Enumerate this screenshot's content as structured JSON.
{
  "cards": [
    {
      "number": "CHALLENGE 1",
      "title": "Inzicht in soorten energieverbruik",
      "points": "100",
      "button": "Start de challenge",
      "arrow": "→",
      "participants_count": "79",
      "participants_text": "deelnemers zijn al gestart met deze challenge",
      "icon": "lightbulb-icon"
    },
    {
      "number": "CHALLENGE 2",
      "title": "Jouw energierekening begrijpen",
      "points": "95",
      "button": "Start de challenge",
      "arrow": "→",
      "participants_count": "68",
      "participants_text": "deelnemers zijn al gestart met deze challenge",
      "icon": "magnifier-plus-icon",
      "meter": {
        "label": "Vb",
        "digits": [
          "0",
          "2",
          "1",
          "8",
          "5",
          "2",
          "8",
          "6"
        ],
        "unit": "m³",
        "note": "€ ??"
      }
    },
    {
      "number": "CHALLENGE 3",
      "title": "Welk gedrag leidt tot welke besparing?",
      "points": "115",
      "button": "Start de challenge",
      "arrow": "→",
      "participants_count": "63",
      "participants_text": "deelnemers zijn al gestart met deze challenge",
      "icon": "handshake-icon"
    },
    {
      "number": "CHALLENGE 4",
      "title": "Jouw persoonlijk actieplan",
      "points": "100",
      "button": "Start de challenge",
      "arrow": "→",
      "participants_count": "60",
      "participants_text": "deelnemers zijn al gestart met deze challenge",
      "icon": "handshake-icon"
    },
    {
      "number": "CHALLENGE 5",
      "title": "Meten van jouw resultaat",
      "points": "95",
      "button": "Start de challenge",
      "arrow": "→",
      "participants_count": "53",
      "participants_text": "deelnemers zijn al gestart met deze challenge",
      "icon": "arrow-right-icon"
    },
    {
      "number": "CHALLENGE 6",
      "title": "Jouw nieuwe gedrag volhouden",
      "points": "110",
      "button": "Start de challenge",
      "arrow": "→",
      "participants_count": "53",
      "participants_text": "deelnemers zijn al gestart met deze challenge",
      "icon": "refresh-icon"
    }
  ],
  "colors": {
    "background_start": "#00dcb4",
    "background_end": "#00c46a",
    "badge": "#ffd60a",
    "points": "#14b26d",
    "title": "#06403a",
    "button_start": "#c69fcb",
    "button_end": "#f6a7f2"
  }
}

(Written instruction):
Using the listing above, please repeat every entry exactly.

(Solution for this exercise):
Enumerate this screenshot's content as structured JSON.
{
  "cards": [
    {
      "number": "CHALLENGE 1",
      "title": "Inzicht in soorten energieverbruik",
      "points": "100",
      "button": "Start de challenge",
      "arrow": "→",
      "participants_count": "79",
      "participants_text": "deelnemers zijn al gestart met deze challenge",
      "icon": "lightbulb-icon"
    },
    {
      "number": "CHALLENGE 2",
      "title": "Jouw energierekening begrijpen",
      "points": "95",
      "button": "Start de challenge",
      "arrow": "→",
      "participants_count": "68",
      "participants_text": "deelnemers zijn al gestart met deze challenge",
      "icon": "magnifier-plus-icon",
      "meter": {
        "label": "Vb",
        "digits": [
          "0",
          "2",
          "1",
          "8",
          "5",
          "2",
          "8",
          "6"
        ],
        "unit": "m³",
        "note": "€ ??"
      }
    },
    {
      "number": "CHALLENGE 3",
      "title": "Welk gedrag leidt tot welke besparing?",
      "points": "115",
      "button": "Start de challenge",
      "arrow": "→",
      "participants_count": "63",
      "participants_text": "deelnemers zijn al gestart met deze challenge",
      "icon": "handshake-icon"
    },
    {
      "number": "CHALLENGE 4",
      "title": "Jouw persoonlijk actieplan",
      "points": "100",
      "button": "Start de challenge",
      "arrow": "→",
      "participants_count": "60",
      "participants_text": "deelnemers zijn al gestart met deze challenge",
      "icon": "handshake-icon"
    },
    {
      "number": "CHALLENGE 5",
      "title": "Meten van jouw resultaat",
      "points": "95",
      "button": "Start de challenge",
      "arrow": "→",
      "participants_count": "53",
      "participants_text": "deelnemers zijn al gestart met deze challenge",
      "icon": "arrow-right-icon"
    },
    {
      "number": "CHALLENGE 6",
      "title": "Jouw nieuwe gedrag volhouden",
      "points": "110",
      "button": "Start de challenge",
      "arrow": "→",
      "participants_count": "53",
      "participants_text": "deelnemers zijn al gestart met deze challenge",
      "icon": "refresh-icon"
    }
  ],
  "colors": {
    "background_start": "#00dcb4",
    "background_end": "#00c46a",
    "badge": "#ffd60a",
    "points": "#14b26d",
    "title": "#06403a",
    "button_start": "#c69fcb",
    "button_end": "#f6a7f2"
  }
}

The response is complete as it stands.